→ PASSAGE GIVEN:
────
As an example, let’s turn the code in stage/services/webserver-cluster, which includes an Auto Scaling Group (ASG), Application Load Balancer (ALB), security groups, and many other resources, into a reusable module.

As a first step, run terraform destroy in the stage/services/webserver-cluster to clean up any resources that you created earlier. Next, create a new top-level folder called modules and move all of the files from stage/services/webserver-cluster to modules/services/webserver-cluster. You should end up with a folder structure that looks something like Figure 4-4.

Open up the main.tf file in modules/services/webserver-cluster and remove the provider definition. Providers should be configured by the user of the module and not by the module itself.

tur2 0404
Figure 4-4. The folder structure with a module and a staging environment

You can now make use of this module in the staging environment. Here’s the syntax for using a module:

module "<NAME>" {
  source = "<SOURCE>"
────
→ PROBLEMS TO SOLVE:
A - Answer these from the Terraform module passage above, one per line:
(i) Which command should be run in stage/services/webserver-cluster as the first step?
(ii) What is the new top-level folder called?
(iii) What should be removed from the main.tf file in modules/services/webserver-cluster?
B - List every resource in the stage/services/webserver-cluster code that the Terraform module passage names specifically.

→ DATASET CONTENT:
────
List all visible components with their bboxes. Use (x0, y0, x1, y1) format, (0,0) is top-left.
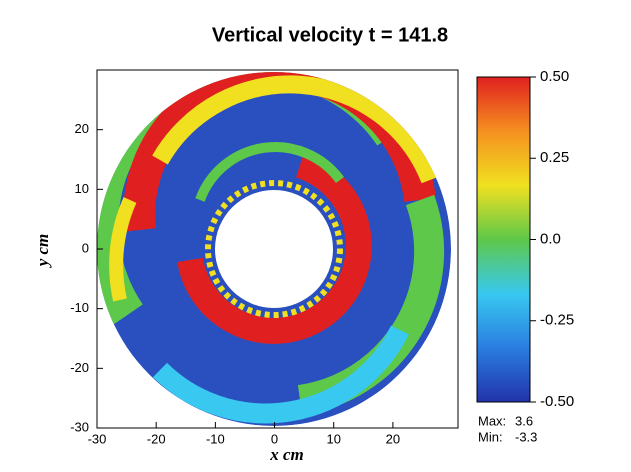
────
→ ANSWERS PER TASK:
A -
(i) terraform destroy
(ii) modules
(iii) The provider definition

B -
- Auto Scaling Group (ASG)
- Application Load Balancer (ALB)
- Security groups